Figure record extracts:
::::

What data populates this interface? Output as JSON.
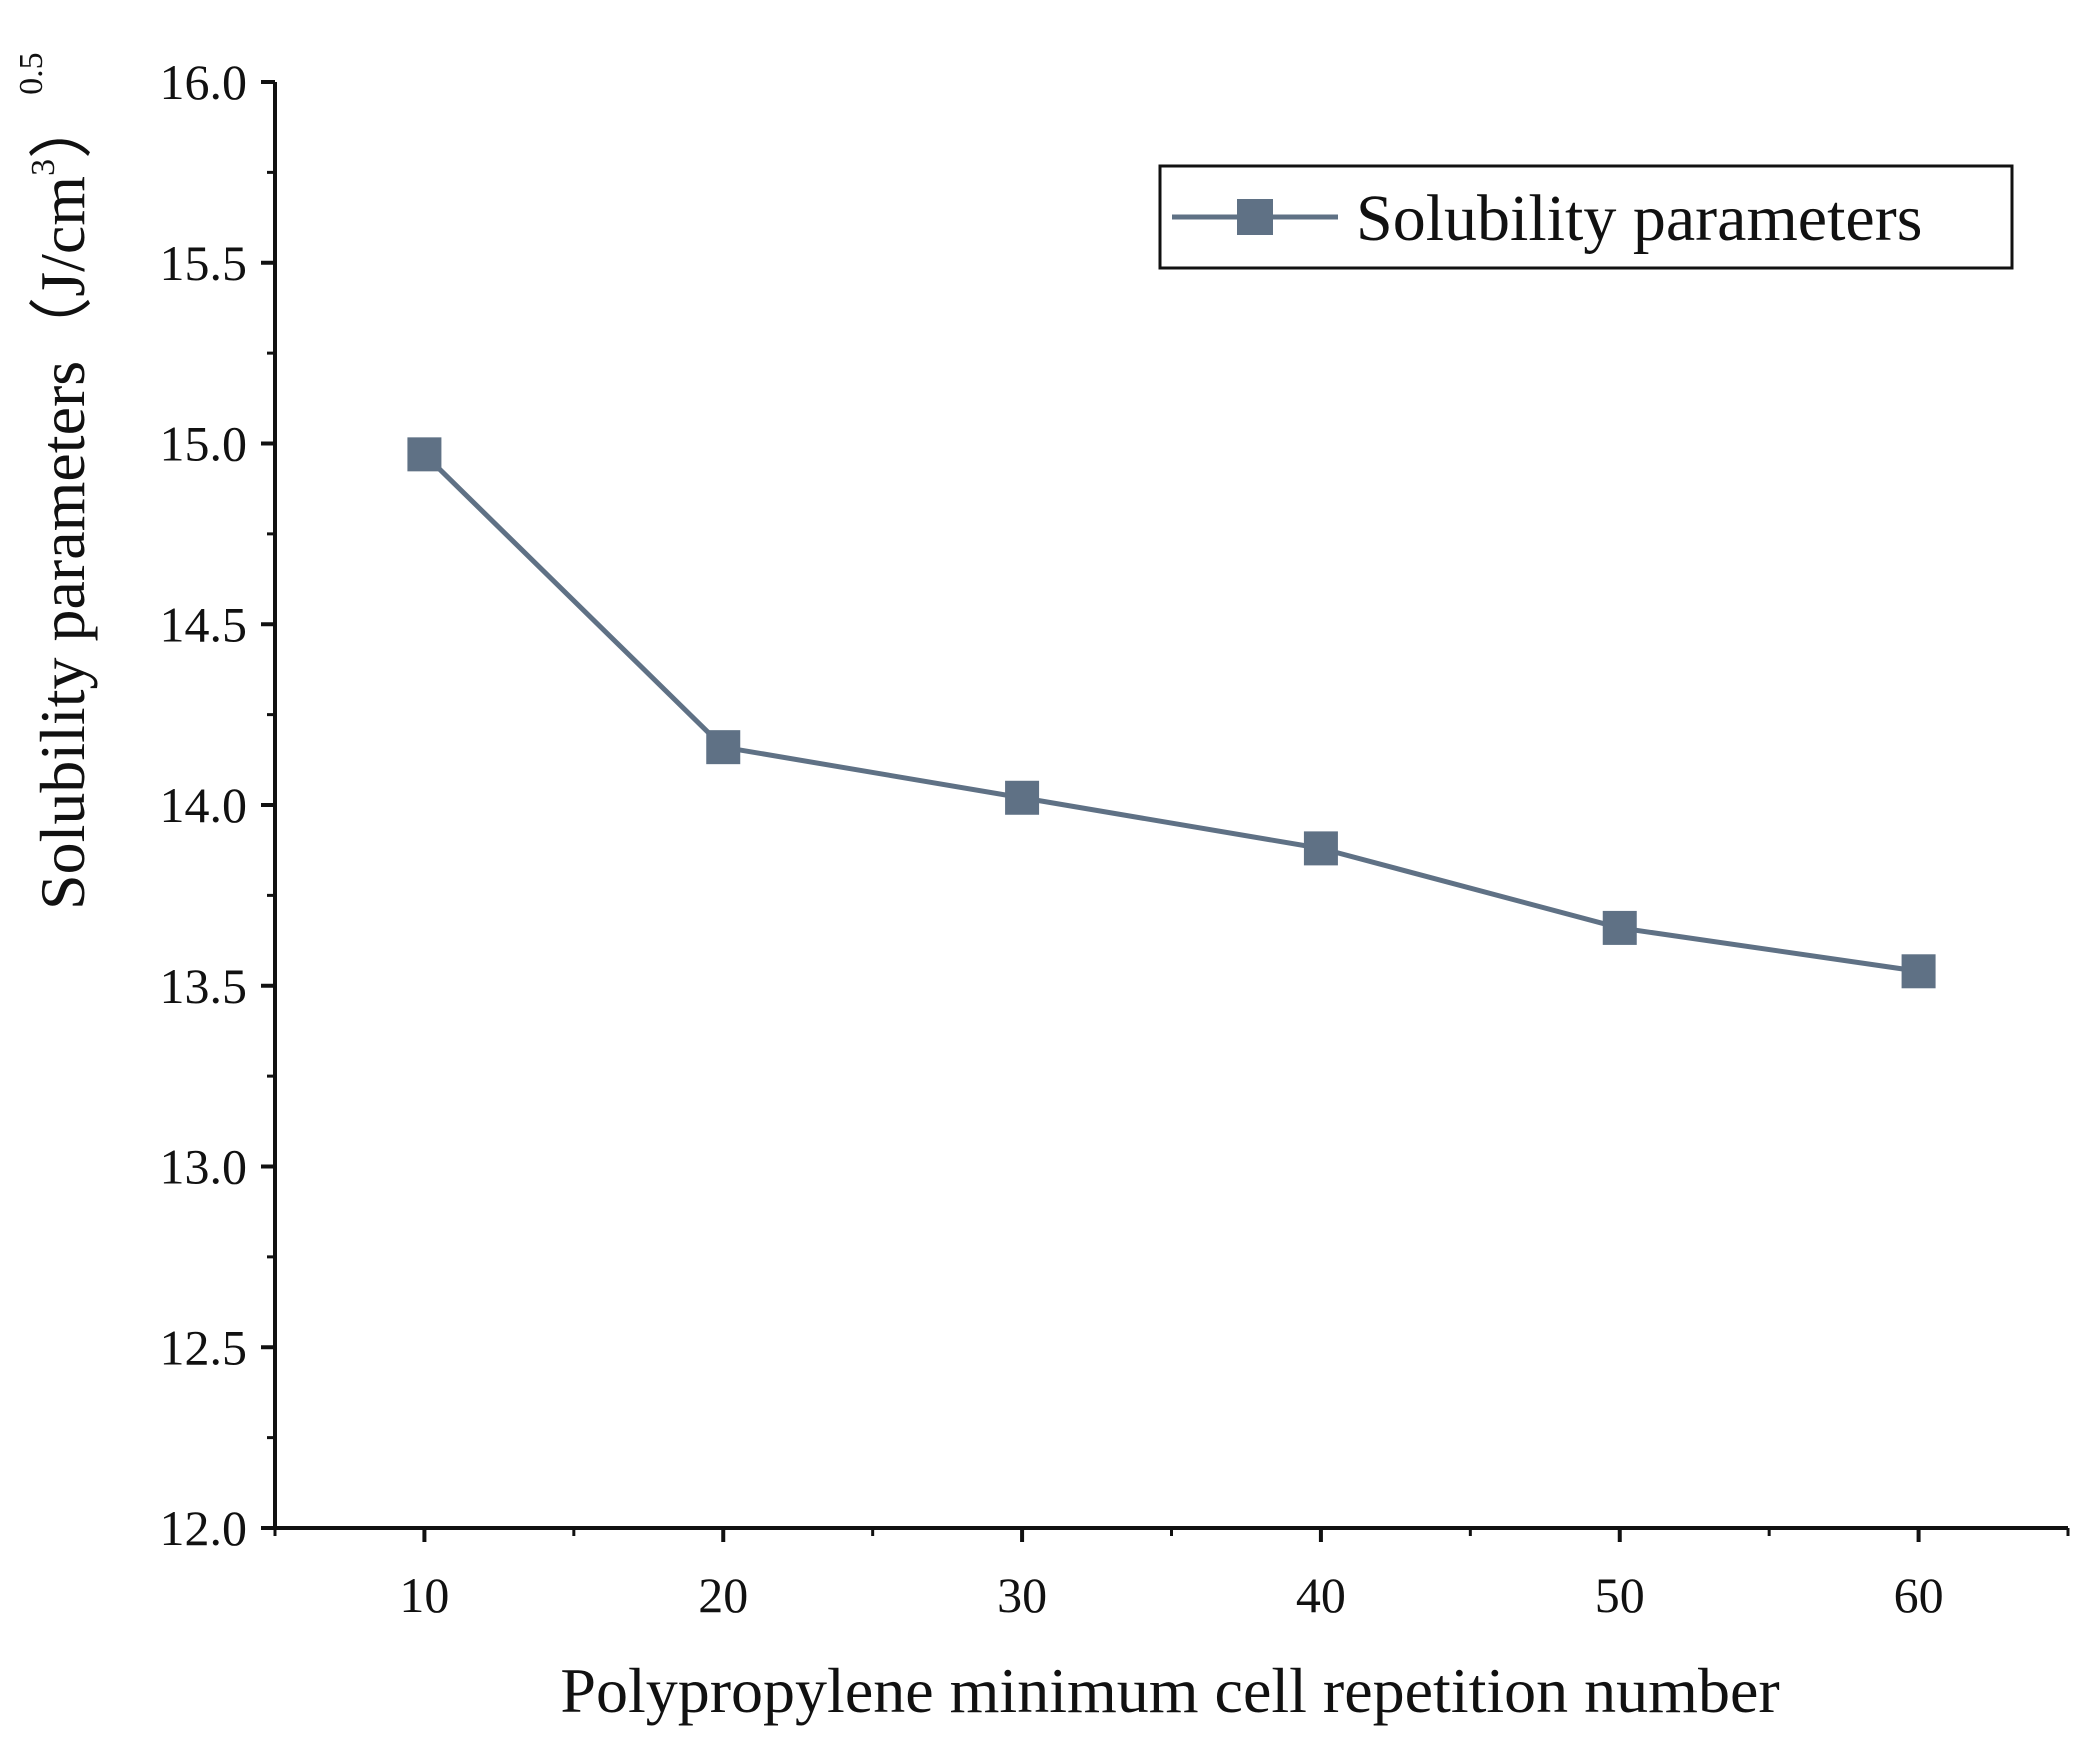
{
  "chart_data": {
    "type": "line",
    "title": "",
    "xlabel": "Polypropylene minimum cell repetition number",
    "ylabel": {
      "main": "Solubility parameters（J/cm",
      "cube": "3",
      "close": "）",
      "exponent": "0.5"
    },
    "x": [
      10,
      20,
      30,
      40,
      50,
      60
    ],
    "xlim": [
      5,
      65
    ],
    "ylim": [
      12.0,
      16.0
    ],
    "x_ticks": [
      10,
      20,
      30,
      40,
      50,
      60
    ],
    "x_tick_labels": [
      "10",
      "20",
      "30",
      "40",
      "50",
      "60"
    ],
    "y_ticks": [
      12.0,
      12.5,
      13.0,
      13.5,
      14.0,
      14.5,
      15.0,
      15.5,
      16.0
    ],
    "y_tick_labels": [
      "12.0",
      "12.5",
      "13.0",
      "13.5",
      "14.0",
      "14.5",
      "15.0",
      "15.5",
      "16.0"
    ],
    "grid": false,
    "legend_position": "top-right",
    "series": [
      {
        "name": "Solubility parameters",
        "values": [
          14.97,
          14.16,
          14.02,
          13.88,
          13.66,
          13.54
        ],
        "color": "#5f7185",
        "marker": "square"
      }
    ]
  }
}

::::

* **Goal of the exercise**: Retype the entries word for word. Omit any images.

* **Task answer**:
What data populates this interface? Output as JSON.
{
  "chart_data": {
    "type": "line",
    "title": "",
    "xlabel": "Polypropylene minimum cell repetition number",
    "ylabel": {
      "main": "Solubility parameters（J/cm",
      "cube": "3",
      "close": "）",
      "exponent": "0.5"
    },
    "x": [
      10,
      20,
      30,
      40,
      50,
      60
    ],
    "xlim": [
      5,
      65
    ],
    "ylim": [
      12.0,
      16.0
    ],
    "x_ticks": [
      10,
      20,
      30,
      40,
      50,
      60
    ],
    "x_tick_labels": [
      "10",
      "20",
      "30",
      "40",
      "50",
      "60"
    ],
    "y_ticks": [
      12.0,
      12.5,
      13.0,
      13.5,
      14.0,
      14.5,
      15.0,
      15.5,
      16.0
    ],
    "y_tick_labels": [
      "12.0",
      "12.5",
      "13.0",
      "13.5",
      "14.0",
      "14.5",
      "15.0",
      "15.5",
      "16.0"
    ],
    "grid": false,
    "legend_position": "top-right",
    "series": [
      {
        "name": "Solubility parameters",
        "values": [
          14.97,
          14.16,
          14.02,
          13.88,
          13.66,
          13.54
        ],
        "color": "#5f7185",
        "marker": "square"
      }
    ]
  }
}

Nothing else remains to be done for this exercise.